> Aim of the exercise: Among the entries below, find the lines with "weight" and copy them.

[Data extracted from a collection]
· · · · · · ·

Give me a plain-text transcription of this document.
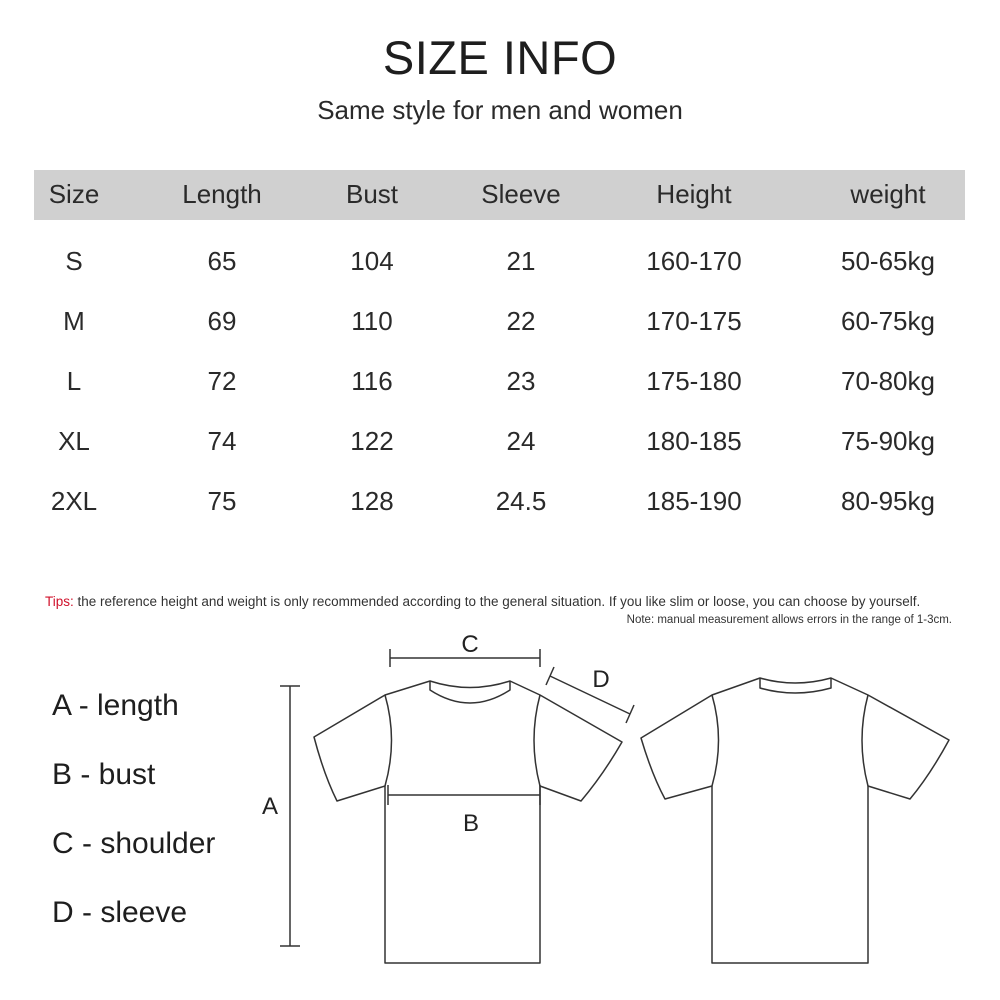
SIZE INFO
Same style for men and women
Size	Length	Bust	Sleeve	Height	weight
S	65	104	21	160-170	50-65kg
M	69	110	22	170-175	60-75kg
L	72	116	23	175-180	70-80kg
XL	74	122	24	180-185	75-90kg
2XL	75	128	24.5	185-190	80-95kg
Tips: the reference height and weight is only recommended according to the general situation. If you like slim or loose, you can choose by yourself.
Note: manual measurement allows errors in the range of 1-3cm.
A - length
B - bust
C - shoulder
D - sleeve
A
B
C
D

· · · · · · ·

> Solution to the exercise:
Size	Length	Bust	Sleeve	Height	weight
Tips: the reference height and weight is only recommended according to the general situation. If you like slim or loose, you can choose by yourself.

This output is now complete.